(Data items)
......
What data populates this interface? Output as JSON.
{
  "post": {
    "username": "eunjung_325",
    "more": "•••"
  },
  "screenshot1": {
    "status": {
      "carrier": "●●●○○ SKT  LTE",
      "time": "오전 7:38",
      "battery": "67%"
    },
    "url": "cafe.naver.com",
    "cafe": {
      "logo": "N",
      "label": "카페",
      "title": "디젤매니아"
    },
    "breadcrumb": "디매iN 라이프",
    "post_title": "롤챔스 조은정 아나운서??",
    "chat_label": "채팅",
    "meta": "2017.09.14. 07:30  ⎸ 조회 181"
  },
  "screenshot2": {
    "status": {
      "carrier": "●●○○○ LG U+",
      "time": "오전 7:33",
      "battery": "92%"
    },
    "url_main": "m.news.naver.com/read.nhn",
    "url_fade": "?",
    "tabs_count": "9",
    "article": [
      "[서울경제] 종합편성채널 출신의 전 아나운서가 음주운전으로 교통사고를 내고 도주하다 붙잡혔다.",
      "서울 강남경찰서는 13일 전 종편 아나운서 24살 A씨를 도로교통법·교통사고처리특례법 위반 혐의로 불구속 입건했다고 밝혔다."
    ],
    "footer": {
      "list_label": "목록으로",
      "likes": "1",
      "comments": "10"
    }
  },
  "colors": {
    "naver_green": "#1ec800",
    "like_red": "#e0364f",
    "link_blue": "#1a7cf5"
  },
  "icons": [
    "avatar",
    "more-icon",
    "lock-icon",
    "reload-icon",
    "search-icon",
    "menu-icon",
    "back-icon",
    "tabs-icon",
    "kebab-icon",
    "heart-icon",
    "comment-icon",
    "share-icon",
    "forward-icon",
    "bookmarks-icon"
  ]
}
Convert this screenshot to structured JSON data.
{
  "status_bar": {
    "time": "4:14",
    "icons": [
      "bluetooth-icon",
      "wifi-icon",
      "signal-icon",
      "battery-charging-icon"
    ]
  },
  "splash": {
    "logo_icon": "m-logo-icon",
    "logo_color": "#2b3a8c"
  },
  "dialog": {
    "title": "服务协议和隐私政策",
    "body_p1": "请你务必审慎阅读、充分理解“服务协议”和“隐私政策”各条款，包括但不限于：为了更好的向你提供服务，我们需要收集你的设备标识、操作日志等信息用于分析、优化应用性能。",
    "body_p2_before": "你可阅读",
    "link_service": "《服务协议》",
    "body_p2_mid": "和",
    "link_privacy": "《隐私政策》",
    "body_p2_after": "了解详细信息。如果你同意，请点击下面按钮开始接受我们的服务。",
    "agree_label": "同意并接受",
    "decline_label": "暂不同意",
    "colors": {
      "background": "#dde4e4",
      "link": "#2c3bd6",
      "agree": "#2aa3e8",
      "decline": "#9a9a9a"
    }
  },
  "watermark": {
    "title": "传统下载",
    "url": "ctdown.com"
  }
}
......
◆ **What the exercise asks**: Where a line above includes "JSON", copy that line.

◆ **Solution to this problem**:
What data populates this interface? Output as JSON.
Convert this screenshot to structured JSON data.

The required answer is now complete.